* begin *

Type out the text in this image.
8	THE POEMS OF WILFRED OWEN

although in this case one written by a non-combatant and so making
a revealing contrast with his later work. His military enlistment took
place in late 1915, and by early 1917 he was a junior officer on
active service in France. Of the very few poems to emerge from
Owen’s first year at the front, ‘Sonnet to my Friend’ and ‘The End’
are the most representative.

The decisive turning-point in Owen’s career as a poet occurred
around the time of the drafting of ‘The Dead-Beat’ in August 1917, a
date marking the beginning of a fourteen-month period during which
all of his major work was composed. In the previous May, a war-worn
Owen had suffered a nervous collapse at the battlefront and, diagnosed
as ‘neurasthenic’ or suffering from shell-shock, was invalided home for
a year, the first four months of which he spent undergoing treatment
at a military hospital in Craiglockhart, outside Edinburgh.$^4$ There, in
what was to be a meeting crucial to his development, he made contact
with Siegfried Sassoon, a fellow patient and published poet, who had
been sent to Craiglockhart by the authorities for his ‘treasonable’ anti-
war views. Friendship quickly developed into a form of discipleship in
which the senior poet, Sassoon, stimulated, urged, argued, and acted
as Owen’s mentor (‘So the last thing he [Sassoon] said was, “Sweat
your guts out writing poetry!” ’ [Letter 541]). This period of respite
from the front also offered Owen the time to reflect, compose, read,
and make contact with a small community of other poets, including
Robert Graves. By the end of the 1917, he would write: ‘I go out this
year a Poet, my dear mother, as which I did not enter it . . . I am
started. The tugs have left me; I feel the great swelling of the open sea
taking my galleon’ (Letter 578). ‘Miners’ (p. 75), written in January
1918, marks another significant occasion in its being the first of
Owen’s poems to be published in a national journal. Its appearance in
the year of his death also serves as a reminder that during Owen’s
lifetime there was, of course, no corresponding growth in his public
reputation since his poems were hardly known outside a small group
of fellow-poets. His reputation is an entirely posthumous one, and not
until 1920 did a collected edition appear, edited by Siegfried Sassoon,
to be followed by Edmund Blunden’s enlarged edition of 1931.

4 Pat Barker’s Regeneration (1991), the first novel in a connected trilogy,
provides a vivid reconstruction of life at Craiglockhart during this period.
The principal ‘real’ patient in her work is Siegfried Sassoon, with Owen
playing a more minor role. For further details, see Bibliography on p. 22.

* end *

AIM OF THE EXERCISE » Copy every line of the listing that includes the string "written".

OUTPUT OF THE TASK »
although in this case one written by a non-combatant and so making
taking my galleon’ (Letter 578). ‘Miners’ (p. 75), written in January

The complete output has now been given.